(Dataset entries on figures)
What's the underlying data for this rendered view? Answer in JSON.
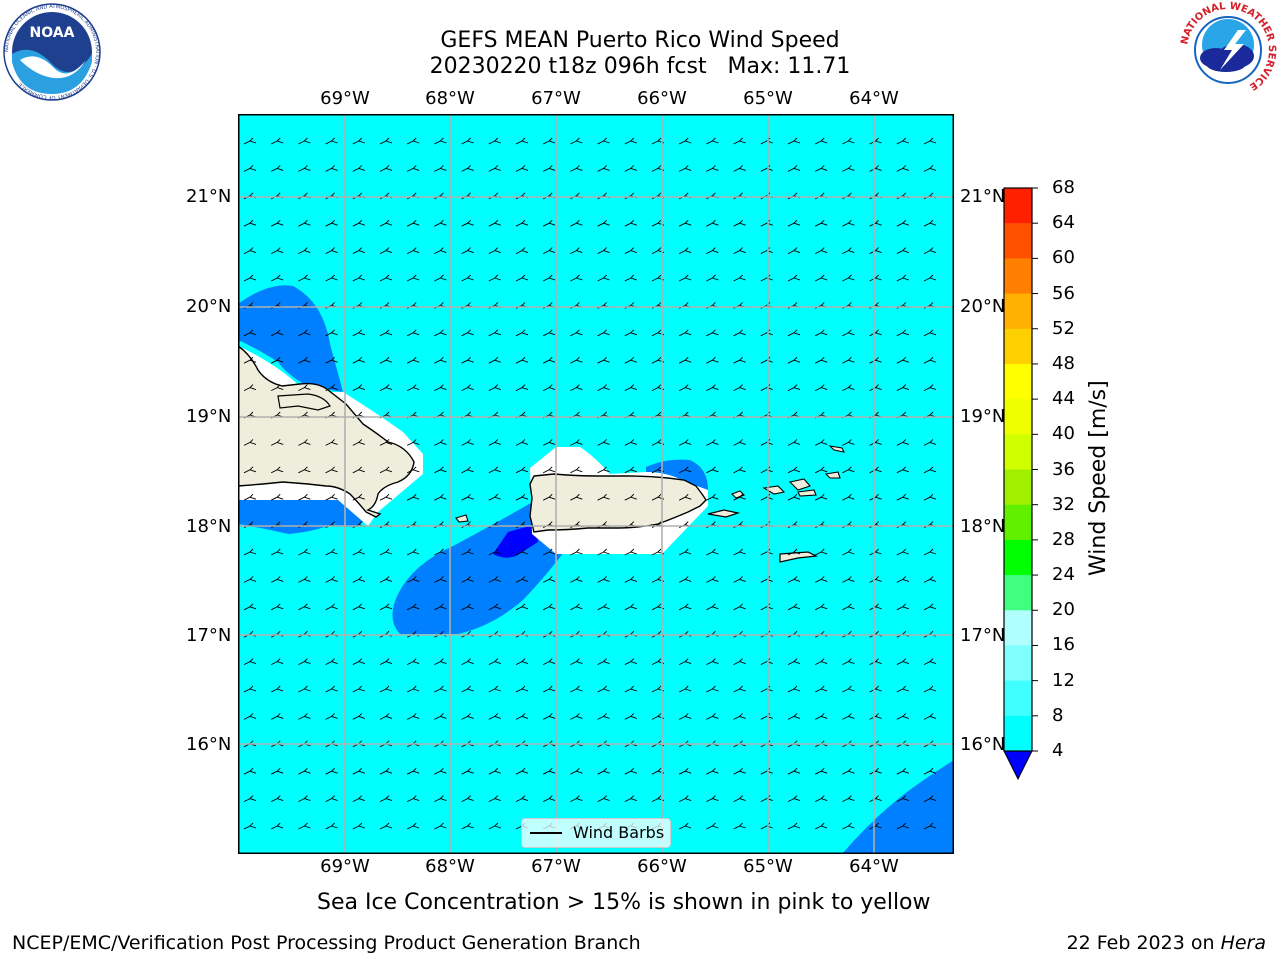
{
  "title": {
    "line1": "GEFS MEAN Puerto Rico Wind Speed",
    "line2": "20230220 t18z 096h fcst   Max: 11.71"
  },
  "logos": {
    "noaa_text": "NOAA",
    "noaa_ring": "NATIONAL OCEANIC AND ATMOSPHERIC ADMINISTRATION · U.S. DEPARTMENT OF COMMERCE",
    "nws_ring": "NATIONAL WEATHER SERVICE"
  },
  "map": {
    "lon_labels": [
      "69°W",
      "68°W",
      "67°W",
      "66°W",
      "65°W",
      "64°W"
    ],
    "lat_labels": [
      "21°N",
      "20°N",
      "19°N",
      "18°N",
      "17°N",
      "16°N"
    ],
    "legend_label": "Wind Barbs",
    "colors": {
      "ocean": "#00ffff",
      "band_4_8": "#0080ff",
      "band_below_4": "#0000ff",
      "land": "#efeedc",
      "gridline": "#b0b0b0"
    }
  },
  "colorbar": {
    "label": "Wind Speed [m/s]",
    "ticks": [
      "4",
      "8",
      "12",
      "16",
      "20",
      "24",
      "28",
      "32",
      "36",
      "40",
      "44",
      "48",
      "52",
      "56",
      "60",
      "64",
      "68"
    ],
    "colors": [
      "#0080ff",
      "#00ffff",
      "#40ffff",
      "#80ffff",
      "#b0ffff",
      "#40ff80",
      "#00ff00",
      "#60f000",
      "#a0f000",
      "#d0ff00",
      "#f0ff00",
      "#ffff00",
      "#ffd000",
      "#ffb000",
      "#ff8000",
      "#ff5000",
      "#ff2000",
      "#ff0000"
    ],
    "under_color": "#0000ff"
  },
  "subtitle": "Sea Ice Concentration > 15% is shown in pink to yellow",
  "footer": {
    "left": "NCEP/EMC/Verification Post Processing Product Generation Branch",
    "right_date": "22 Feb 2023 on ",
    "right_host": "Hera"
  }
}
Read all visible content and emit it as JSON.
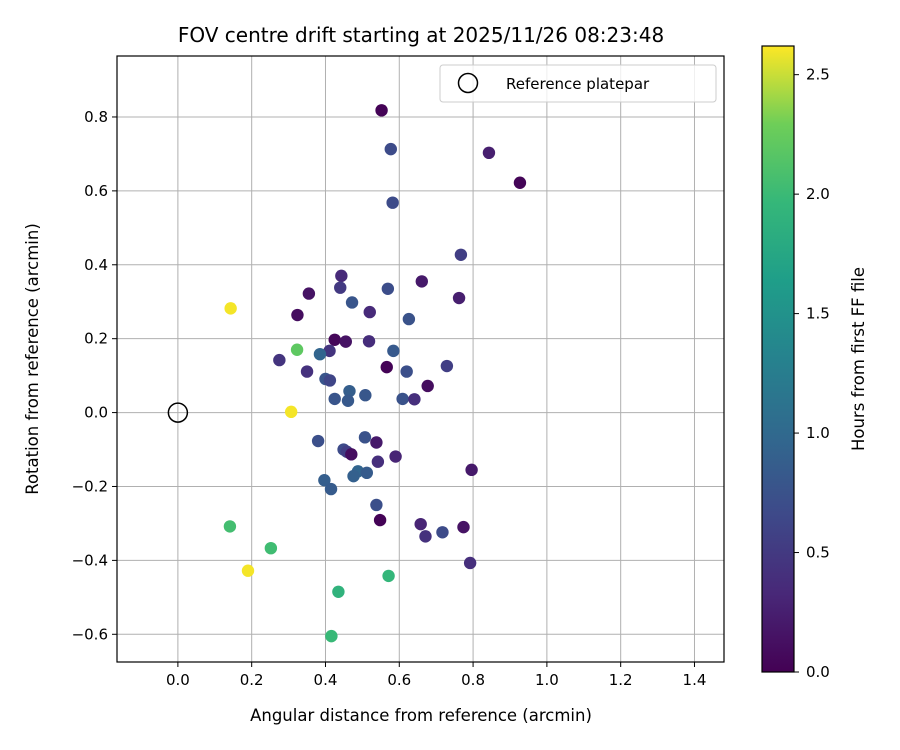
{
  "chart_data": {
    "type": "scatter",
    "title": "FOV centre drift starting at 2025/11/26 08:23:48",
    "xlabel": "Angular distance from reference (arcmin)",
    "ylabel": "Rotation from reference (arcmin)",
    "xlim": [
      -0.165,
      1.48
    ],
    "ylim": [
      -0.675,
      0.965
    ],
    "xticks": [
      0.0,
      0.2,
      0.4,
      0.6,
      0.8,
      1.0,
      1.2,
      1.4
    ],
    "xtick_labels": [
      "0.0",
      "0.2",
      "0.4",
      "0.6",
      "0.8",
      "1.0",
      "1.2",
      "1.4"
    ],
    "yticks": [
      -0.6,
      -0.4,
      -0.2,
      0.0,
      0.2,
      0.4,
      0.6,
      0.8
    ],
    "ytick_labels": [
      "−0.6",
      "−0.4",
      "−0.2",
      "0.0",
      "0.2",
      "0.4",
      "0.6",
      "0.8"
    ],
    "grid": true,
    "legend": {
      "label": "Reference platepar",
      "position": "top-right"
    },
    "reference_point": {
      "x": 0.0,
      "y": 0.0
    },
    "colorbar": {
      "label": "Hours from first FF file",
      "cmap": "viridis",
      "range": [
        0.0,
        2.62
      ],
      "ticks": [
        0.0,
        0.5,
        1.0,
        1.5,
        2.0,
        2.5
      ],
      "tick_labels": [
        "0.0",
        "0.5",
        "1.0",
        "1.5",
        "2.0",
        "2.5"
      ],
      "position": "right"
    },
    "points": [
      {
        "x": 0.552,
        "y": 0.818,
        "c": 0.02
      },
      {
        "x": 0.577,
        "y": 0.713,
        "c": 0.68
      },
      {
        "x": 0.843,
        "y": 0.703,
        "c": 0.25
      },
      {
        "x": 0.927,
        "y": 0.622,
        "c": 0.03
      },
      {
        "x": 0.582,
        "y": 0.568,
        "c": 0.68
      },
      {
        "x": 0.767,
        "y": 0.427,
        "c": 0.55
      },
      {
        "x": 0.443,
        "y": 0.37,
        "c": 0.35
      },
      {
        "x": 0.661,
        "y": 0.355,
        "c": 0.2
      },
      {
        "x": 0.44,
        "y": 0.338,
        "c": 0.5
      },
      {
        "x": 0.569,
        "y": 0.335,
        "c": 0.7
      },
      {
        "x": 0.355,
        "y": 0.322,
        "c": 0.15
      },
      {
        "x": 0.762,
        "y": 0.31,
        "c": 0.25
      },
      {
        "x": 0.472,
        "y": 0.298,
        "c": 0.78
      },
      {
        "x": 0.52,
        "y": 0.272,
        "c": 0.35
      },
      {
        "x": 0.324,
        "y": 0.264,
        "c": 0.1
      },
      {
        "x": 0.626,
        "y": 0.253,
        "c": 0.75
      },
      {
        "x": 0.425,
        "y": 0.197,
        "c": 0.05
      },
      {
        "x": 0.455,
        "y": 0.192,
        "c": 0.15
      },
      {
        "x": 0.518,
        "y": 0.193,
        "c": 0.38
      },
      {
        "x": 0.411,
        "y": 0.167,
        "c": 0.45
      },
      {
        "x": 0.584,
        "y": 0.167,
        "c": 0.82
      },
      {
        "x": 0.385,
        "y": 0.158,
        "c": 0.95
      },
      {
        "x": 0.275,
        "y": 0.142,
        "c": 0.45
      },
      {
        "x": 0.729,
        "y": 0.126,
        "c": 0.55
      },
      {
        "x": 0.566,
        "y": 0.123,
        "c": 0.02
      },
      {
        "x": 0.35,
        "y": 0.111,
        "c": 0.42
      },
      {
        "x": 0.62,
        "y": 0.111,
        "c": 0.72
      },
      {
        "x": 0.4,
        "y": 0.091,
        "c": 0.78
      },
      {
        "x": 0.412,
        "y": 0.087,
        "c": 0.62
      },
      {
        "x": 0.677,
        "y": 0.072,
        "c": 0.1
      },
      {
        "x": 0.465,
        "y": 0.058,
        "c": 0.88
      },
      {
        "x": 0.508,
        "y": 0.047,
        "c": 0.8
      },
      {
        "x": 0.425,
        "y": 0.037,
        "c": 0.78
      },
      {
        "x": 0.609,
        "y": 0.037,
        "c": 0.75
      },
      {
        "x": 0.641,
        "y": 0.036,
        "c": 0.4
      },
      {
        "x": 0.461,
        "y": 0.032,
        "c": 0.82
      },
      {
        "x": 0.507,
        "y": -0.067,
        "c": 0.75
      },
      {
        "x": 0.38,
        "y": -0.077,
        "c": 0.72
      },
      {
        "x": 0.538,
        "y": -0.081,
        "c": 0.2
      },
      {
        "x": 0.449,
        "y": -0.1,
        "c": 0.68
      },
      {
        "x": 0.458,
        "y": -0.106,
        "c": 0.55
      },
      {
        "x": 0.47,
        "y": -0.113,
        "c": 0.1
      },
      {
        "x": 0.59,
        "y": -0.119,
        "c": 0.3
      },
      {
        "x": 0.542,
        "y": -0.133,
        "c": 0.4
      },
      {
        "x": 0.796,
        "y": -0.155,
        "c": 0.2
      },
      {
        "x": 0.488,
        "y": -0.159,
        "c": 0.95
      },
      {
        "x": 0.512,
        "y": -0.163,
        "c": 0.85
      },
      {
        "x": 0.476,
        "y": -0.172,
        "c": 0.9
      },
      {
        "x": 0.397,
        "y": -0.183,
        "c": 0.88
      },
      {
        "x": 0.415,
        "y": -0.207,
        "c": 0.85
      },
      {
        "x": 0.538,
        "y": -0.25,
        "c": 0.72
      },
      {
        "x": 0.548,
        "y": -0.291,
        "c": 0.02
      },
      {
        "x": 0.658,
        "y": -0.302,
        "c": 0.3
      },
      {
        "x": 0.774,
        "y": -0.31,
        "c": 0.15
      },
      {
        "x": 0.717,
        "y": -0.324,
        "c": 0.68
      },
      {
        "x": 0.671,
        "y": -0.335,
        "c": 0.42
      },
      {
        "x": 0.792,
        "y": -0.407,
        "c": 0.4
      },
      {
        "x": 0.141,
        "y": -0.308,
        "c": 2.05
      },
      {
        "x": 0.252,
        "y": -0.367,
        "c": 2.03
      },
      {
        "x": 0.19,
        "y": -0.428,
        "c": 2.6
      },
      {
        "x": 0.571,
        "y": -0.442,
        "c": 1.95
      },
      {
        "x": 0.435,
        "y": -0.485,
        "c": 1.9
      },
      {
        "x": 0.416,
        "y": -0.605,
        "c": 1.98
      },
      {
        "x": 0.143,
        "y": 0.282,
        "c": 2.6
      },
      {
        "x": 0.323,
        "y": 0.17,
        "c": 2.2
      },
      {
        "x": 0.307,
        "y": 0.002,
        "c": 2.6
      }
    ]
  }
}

- Set problem: Find the lines holding "Wind" and list every one.

- Response to the exercise:
    "line1": "GEFS MEAN Puerto Rico Wind Speed",
    "legend_label": "Wind Barbs",
    "label": "Wind Speed [m/s]",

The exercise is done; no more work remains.